→ Task directions: In full and without deviation, write out the entries that follow.

→ Provided material:
☆ ☆ ☆

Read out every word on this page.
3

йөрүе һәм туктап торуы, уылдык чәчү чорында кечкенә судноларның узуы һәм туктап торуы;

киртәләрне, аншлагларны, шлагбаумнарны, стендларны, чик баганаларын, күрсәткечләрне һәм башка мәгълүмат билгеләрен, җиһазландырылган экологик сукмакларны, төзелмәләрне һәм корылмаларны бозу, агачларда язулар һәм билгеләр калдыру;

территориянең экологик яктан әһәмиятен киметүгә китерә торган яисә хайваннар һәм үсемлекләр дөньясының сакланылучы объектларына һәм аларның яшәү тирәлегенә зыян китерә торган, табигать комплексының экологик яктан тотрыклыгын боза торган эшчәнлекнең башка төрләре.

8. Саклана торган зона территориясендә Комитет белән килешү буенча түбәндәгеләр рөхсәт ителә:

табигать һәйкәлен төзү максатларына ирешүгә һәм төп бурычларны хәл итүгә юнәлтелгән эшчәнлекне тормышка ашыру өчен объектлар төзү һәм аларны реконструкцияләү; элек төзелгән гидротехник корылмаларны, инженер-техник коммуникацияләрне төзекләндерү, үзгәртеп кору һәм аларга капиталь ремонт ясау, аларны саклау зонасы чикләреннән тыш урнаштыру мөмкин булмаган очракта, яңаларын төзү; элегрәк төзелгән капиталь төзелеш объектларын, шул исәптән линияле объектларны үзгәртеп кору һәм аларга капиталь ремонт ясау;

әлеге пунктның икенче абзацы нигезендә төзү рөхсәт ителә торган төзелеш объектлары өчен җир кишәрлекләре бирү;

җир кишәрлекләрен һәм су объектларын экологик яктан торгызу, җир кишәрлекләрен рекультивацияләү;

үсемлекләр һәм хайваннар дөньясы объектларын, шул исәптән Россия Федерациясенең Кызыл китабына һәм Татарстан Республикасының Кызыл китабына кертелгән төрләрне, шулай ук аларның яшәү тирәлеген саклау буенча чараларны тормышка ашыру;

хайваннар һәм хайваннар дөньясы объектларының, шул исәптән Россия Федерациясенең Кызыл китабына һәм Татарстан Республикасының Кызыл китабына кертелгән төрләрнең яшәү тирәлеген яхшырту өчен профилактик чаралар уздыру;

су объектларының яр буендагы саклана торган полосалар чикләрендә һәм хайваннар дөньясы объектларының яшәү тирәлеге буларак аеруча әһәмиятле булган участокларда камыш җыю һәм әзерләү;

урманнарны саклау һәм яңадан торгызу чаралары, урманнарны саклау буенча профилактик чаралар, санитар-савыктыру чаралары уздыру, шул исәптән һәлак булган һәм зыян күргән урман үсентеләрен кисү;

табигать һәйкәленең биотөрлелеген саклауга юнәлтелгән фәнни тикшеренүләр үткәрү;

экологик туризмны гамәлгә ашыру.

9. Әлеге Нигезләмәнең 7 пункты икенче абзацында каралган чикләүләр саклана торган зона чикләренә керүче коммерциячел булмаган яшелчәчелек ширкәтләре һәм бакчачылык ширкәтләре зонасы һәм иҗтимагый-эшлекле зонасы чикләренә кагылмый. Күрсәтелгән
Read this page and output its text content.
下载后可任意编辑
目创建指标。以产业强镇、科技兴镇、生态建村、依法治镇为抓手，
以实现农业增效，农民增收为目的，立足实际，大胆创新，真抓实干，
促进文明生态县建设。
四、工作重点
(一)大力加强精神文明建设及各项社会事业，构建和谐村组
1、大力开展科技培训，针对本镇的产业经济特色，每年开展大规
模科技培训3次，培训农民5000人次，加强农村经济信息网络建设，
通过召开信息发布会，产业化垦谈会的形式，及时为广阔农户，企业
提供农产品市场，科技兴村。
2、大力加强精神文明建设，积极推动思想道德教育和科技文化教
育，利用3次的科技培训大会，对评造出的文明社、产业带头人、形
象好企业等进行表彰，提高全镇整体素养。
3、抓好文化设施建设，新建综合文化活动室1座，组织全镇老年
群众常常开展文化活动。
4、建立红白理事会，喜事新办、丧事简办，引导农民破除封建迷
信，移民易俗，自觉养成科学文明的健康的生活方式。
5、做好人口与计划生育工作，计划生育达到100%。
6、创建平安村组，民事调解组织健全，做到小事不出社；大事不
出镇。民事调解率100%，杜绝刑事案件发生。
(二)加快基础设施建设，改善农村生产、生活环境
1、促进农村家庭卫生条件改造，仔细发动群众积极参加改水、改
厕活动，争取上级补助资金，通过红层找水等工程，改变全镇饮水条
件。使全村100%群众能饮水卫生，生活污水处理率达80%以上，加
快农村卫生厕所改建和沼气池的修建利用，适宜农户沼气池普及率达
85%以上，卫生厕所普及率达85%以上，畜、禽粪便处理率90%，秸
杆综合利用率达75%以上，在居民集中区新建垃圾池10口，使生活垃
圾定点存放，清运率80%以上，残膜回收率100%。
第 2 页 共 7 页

☆ ☆ ☆

→ Written response:
Read out every word on this page.
3

йөрүе һәм туктап торуы, уылдык чәчү чорында кечкенә судноларның узуы һәм туктап торуы;

киртәләрне, аншлагларны, шлагбаумнарны, стендларны, чик баганаларын, күрсәткечләрне һәм башка мәгълүмат билгеләрен, җиһазландырылган экологик сукмакларны, төзелмәләрне һәм корылмаларны бозу, агачларда язулар һәм билгеләр калдыру;

территориянең экологик яктан әһәмиятен киметүгә китерә торган яисә хайваннар һәм үсемлекләр дөньясының сакланылучы объектларына һәм аларның яшәү тирәлегенә зыян китерә торган, табигать комплексының экологик яктан тотрыклыгын боза торган эшчәнлекнең башка төрләре.

8. Саклана торган зона территориясендә Комитет белән килешү буенча түбәндәгеләр рөхсәт ителә:

табигать һәйкәлен төзү максатларына ирешүгә һәм төп бурычларны хәл итүгә юнәлтелгән эшчәнлекне тормышка ашыру өчен объектлар төзү һәм аларны реконструкцияләү; элек төзелгән гидротехник корылмаларны, инженер-техник коммуникацияләрне төзекләндерү, үзгәртеп кору һәм аларга капиталь ремонт ясау, аларны саклау зонасы чикләреннән тыш урнаштыру мөмкин булмаган очракта, яңаларын төзү; элегрәк төзелгән капиталь төзелеш объектларын, шул исәптән линияле объектларны үзгәртеп кору һәм аларга капиталь ремонт ясау;

әлеге пунктның икенче абзацы нигезендә төзү рөхсәт ителә торган төзелеш объектлары өчен җир кишәрлекләре бирү;

җир кишәрлекләрен һәм су объектларын экологик яктан торгызу, җир кишәрлекләрен рекультивацияләү;

үсемлекләр һәм хайваннар дөньясы объектларын, шул исәптән Россия Федерациясенең Кызыл китабына һәм Татарстан Республикасының Кызыл китабына кертелгән төрләрне, шулай ук аларның яшәү тирәлеген саклау буенча чараларны тормышка ашыру;

хайваннар һәм хайваннар дөньясы объектларының, шул исәптән Россия Федерациясенең Кызыл китабына һәм Татарстан Республикасының Кызыл китабына кертелгән төрләрнең яшәү тирәлеген яхшырту өчен профилактик чаралар уздыру;

су объектларының яр буендагы саклана торган полосалар чикләрендә һәм хайваннар дөньясы объектларының яшәү тирәлеге буларак аеруча әһәмиятле булган участокларда камыш җыю һәм әзерләү;

урманнарны саклау һәм яңадан торгызу чаралары, урманнарны саклау буенча профилактик чаралар, санитар-савыктыру чаралары уздыру, шул исәптән һәлак булган һәм зыян күргән урман үсентеләрен кисү;

табигать һәйкәленең биотөрлелеген саклауга юнәлтелгән фәнни тикшеренүләр үткәрү;

экологик туризмны гамәлгә ашыру.

9. Әлеге Нигезләмәнең 7 пункты икенче абзацында каралган чикләүләр саклана торган зона чикләренә керүче коммерциячел булмаган яшелчәчелек ширкәтләре һәм бакчачылык ширкәтләре зонасы һәм иҗтимагый-эшлекле зонасы чикләренә кагылмый. Күрсәтелгән
Read this page and output its text content.
下载后可任意编辑
目创建指标。以产业强镇、科技兴镇、生态建村、依法治镇为抓手，
以实现农业增效，农民增收为目的，立足实际，大胆创新，真抓实干，
促进文明生态县建设。
四、工作重点
(一)大力加强精神文明建设及各项社会事业，构建和谐村组
1、大力开展科技培训，针对本镇的产业经济特色，每年开展大规
模科技培训3次，培训农民5000人次，加强农村经济信息网络建设，
通过召开信息发布会，产业化垦谈会的形式，及时为广阔农户，企业
提供农产品市场，科技兴村。
2、大力加强精神文明建设，积极推动思想道德教育和科技文化教
育，利用3次的科技培训大会，对评造出的文明社、产业带头人、形
象好企业等进行表彰，提高全镇整体素养。
3、抓好文化设施建设，新建综合文化活动室1座，组织全镇老年
群众常常开展文化活动。
4、建立红白理事会，喜事新办、丧事简办，引导农民破除封建迷
信，移民易俗，自觉养成科学文明的健康的生活方式。
5、做好人口与计划生育工作，计划生育达到100%。
6、创建平安村组，民事调解组织健全，做到小事不出社；大事不
出镇。民事调解率100%，杜绝刑事案件发生。
(二)加快基础设施建设，改善农村生产、生活环境
1、促进农村家庭卫生条件改造，仔细发动群众积极参加改水、改
厕活动，争取上级补助资金，通过红层找水等工程，改变全镇饮水条
件。使全村100%群众能饮水卫生，生活污水处理率达80%以上，加
快农村卫生厕所改建和沼气池的修建利用，适宜农户沼气池普及率达
85%以上，卫生厕所普及率达85%以上，畜、禽粪便处理率90%，秸
杆综合利用率达75%以上，在居民集中区新建垃圾池10口，使生活垃
圾定点存放，清运率80%以上，残膜回收率100%。
第 2 页 共 7 页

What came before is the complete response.